Transcribe the data that follows precisely, omitting nothing.

### Source records
- - -
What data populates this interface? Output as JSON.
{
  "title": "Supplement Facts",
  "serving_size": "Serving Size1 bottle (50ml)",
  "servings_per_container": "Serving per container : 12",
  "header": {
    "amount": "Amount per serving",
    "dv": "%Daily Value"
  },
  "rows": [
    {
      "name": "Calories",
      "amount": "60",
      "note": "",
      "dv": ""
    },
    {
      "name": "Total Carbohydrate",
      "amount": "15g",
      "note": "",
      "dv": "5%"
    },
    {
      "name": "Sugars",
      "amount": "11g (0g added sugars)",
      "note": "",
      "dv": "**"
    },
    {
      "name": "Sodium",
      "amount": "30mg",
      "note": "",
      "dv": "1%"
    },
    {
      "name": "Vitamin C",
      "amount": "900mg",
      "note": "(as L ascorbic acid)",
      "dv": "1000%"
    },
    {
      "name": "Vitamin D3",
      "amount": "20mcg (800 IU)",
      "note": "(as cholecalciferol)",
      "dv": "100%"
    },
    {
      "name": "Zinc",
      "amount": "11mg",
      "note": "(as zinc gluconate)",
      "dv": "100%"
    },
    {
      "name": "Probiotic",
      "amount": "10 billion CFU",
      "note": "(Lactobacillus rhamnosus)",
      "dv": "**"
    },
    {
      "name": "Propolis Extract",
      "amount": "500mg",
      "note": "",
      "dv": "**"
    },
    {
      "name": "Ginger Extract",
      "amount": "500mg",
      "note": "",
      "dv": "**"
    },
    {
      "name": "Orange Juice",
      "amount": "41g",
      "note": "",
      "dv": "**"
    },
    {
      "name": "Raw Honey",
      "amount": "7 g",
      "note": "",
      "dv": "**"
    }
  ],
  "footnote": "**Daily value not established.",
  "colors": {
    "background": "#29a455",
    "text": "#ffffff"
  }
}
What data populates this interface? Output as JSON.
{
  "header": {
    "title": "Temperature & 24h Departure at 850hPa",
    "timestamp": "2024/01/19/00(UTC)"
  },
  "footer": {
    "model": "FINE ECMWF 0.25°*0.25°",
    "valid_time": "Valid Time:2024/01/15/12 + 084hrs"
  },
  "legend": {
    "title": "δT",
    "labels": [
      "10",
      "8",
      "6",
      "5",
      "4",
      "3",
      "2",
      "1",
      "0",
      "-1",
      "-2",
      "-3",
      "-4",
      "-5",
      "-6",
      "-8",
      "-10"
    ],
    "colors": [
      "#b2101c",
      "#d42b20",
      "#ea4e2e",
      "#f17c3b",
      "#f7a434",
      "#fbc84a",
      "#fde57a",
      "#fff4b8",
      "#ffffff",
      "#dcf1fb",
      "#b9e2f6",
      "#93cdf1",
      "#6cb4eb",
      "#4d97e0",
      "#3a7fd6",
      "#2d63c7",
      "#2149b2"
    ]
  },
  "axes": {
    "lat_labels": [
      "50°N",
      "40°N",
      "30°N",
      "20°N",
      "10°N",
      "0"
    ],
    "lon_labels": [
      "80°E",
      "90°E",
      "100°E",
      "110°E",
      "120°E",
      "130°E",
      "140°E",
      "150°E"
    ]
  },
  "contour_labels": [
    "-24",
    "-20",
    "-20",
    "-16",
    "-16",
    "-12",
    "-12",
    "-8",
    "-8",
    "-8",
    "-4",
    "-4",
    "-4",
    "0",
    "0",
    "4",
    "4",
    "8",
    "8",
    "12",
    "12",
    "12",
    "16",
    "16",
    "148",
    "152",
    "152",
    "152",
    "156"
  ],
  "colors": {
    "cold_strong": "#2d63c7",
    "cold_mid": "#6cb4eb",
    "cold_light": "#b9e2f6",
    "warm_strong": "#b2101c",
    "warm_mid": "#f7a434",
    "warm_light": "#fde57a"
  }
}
- - -
### Task output
What data populates this interface? Output as JSON.
{
  "title": "Supplement Facts",
  "serving_size": "Serving Size1 bottle (50ml)",
  "servings_per_container": "Serving per container : 12",
  "header": {
    "amount": "Amount per serving",
    "dv": "%Daily Value"
  },
  "rows": [
    {
      "name": "Calories",
      "amount": "60",
      "note": "",
      "dv": ""
    },
    {
      "name": "Total Carbohydrate",
      "amount": "15g",
      "note": "",
      "dv": "5%"
    },
    {
      "name": "Sugars",
      "amount": "11g (0g added sugars)",
      "note": "",
      "dv": "**"
    },
    {
      "name": "Sodium",
      "amount": "30mg",
      "note": "",
      "dv": "1%"
    },
    {
      "name": "Vitamin C",
      "amount": "900mg",
      "note": "(as L ascorbic acid)",
      "dv": "1000%"
    },
    {
      "name": "Vitamin D3",
      "amount": "20mcg (800 IU)",
      "note": "(as cholecalciferol)",
      "dv": "100%"
    },
    {
      "name": "Zinc",
      "amount": "11mg",
      "note": "(as zinc gluconate)",
      "dv": "100%"
    },
    {
      "name": "Probiotic",
      "amount": "10 billion CFU",
      "note": "(Lactobacillus rhamnosus)",
      "dv": "**"
    },
    {
      "name": "Propolis Extract",
      "amount": "500mg",
      "note": "",
      "dv": "**"
    },
    {
      "name": "Ginger Extract",
      "amount": "500mg",
      "note": "",
      "dv": "**"
    },
    {
      "name": "Orange Juice",
      "amount": "41g",
      "note": "",
      "dv": "**"
    },
    {
      "name": "Raw Honey",
      "amount": "7 g",
      "note": "",
      "dv": "**"
    }
  ],
  "footnote": "**Daily value not established.",
  "colors": {
    "background": "#29a455",
    "text": "#ffffff"
  }
}
What data populates this interface? Output as JSON.
{
  "header": {
    "title": "Temperature & 24h Departure at 850hPa",
    "timestamp": "2024/01/19/00(UTC)"
  },
  "footer": {
    "model": "FINE ECMWF 0.25°*0.25°",
    "valid_time": "Valid Time:2024/01/15/12 + 084hrs"
  },
  "legend": {
    "title": "δT",
    "labels": [
      "10",
      "8",
      "6",
      "5",
      "4",
      "3",
      "2",
      "1",
      "0",
      "-1",
      "-2",
      "-3",
      "-4",
      "-5",
      "-6",
      "-8",
      "-10"
    ],
    "colors": [
      "#b2101c",
      "#d42b20",
      "#ea4e2e",
      "#f17c3b",
      "#f7a434",
      "#fbc84a",
      "#fde57a",
      "#fff4b8",
      "#ffffff",
      "#dcf1fb",
      "#b9e2f6",
      "#93cdf1",
      "#6cb4eb",
      "#4d97e0",
      "#3a7fd6",
      "#2d63c7",
      "#2149b2"
    ]
  },
  "axes": {
    "lat_labels": [
      "50°N",
      "40°N",
      "30°N",
      "20°N",
      "10°N",
      "0"
    ],
    "lon_labels": [
      "80°E",
      "90°E",
      "100°E",
      "110°E",
      "120°E",
      "130°E",
      "140°E",
      "150°E"
    ]
  },
  "contour_labels": [
    "-24",
    "-20",
    "-20",
    "-16",
    "-16",
    "-12",
    "-12",
    "-8",
    "-8",
    "-8",
    "-4",
    "-4",
    "-4",
    "0",
    "0",
    "4",
    "4",
    "8",
    "8",
    "12",
    "12",
    "12",
    "16",
    "16",
    "148",
    "152",
    "152",
    "152",
    "156"
  ],
  "colors": {
    "cold_strong": "#2d63c7",
    "cold_mid": "#6cb4eb",
    "cold_light": "#b9e2f6",
    "warm_strong": "#b2101c",
    "warm_mid": "#f7a434",
    "warm_light": "#fde57a"
  }
}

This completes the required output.